» **EXERCISE DESCRIPTION**: Using the entries that follow, collect the lines where the word "JSON" appears.

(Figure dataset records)
= = = =
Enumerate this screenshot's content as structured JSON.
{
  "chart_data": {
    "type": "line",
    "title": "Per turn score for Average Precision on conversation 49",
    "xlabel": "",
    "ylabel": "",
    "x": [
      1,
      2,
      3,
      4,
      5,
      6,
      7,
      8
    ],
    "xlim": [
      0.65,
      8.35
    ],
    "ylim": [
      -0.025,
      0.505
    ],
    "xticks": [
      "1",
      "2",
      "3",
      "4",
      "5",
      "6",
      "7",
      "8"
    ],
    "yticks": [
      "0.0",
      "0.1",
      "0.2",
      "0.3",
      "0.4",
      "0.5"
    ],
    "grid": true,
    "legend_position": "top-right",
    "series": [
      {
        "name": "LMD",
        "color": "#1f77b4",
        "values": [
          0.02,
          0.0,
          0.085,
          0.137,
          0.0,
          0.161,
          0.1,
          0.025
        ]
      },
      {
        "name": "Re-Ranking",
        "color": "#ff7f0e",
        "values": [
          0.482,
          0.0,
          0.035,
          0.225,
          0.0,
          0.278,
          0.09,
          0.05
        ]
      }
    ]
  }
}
= = = =
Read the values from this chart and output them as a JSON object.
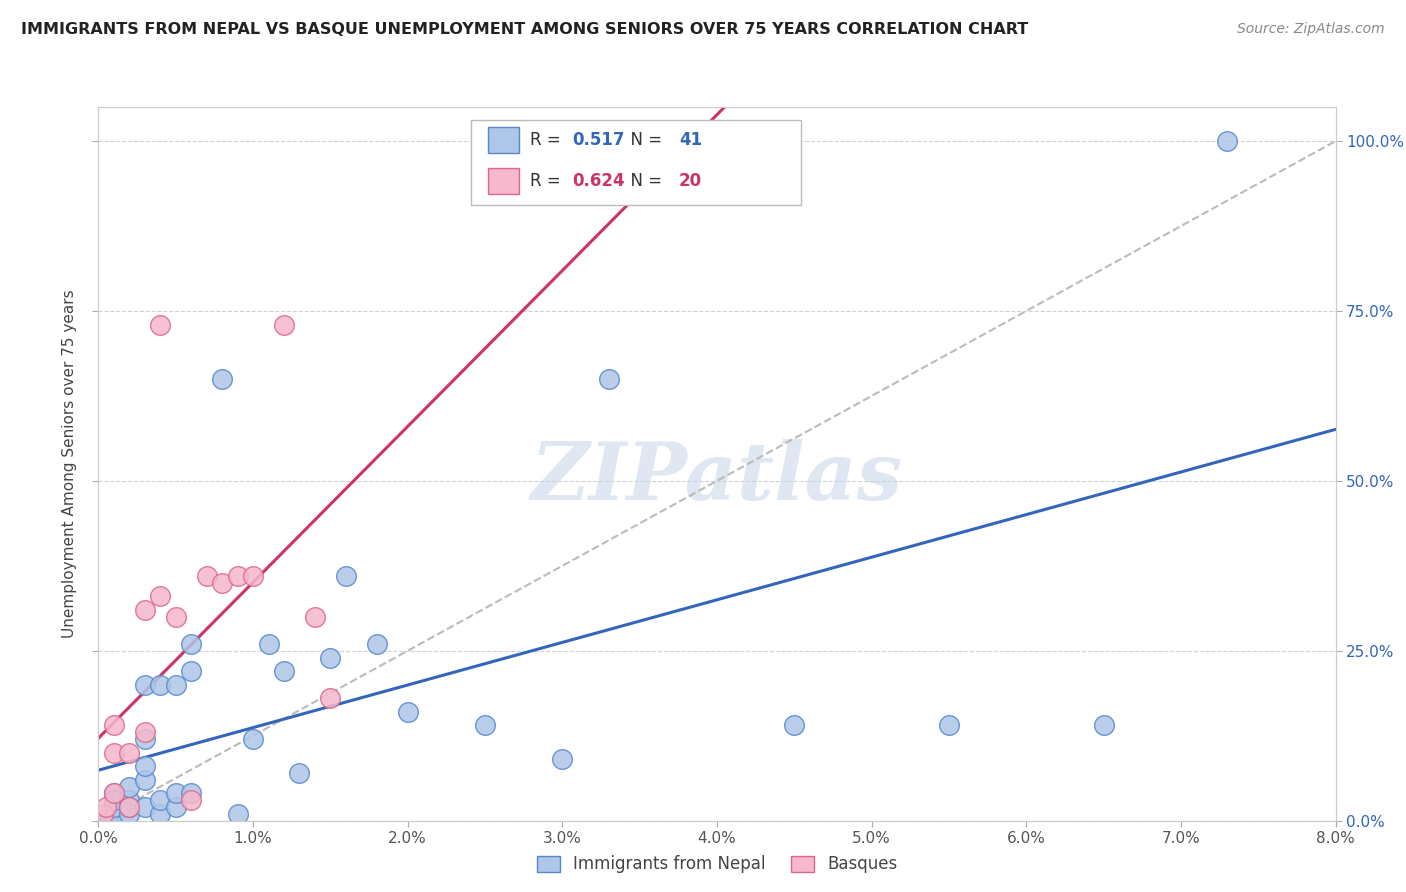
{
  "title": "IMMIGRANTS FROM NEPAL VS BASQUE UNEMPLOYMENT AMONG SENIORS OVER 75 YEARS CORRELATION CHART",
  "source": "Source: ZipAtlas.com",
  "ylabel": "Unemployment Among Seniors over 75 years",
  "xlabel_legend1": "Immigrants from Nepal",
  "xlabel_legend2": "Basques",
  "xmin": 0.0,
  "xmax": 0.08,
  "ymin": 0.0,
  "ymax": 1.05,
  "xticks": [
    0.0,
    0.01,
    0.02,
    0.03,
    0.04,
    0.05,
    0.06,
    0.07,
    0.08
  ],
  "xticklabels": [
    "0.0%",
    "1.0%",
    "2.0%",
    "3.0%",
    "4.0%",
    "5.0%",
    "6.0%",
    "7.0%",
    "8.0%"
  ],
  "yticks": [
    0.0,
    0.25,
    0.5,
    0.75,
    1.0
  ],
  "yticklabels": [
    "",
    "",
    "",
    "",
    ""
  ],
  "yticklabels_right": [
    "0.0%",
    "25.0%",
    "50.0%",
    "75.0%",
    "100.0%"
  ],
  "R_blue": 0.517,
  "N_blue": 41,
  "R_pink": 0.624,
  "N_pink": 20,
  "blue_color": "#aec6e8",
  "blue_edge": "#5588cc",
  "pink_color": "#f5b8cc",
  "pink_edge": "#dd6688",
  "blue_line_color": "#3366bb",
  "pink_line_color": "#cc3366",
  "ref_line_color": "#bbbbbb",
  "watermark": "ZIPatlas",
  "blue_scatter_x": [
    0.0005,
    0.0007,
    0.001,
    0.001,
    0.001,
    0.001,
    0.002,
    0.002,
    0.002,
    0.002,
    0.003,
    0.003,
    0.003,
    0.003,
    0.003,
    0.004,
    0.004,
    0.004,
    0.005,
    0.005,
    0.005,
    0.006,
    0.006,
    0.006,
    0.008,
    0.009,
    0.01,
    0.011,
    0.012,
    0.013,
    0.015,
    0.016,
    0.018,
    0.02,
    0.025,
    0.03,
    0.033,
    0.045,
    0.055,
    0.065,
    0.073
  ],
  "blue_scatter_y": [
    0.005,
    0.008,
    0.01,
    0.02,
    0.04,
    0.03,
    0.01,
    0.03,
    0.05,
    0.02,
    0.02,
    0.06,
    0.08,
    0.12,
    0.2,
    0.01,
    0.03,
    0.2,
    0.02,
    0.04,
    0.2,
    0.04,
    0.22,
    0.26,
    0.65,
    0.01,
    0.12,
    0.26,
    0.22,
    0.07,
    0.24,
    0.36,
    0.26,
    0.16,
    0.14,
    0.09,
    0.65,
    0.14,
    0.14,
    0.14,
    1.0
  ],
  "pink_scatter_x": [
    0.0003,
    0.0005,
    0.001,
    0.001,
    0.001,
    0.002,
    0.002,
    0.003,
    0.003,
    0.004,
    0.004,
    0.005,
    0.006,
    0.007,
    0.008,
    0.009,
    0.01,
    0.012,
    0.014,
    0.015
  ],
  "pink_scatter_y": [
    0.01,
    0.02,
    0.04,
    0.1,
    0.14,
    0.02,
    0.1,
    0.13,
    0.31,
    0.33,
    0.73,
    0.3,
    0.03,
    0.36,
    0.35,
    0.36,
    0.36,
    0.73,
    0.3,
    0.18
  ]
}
= = = =
» **RESPONSE BELOW**:
Enumerate this screenshot's content as structured JSON.
Read the values from this chart and output them as a JSON object.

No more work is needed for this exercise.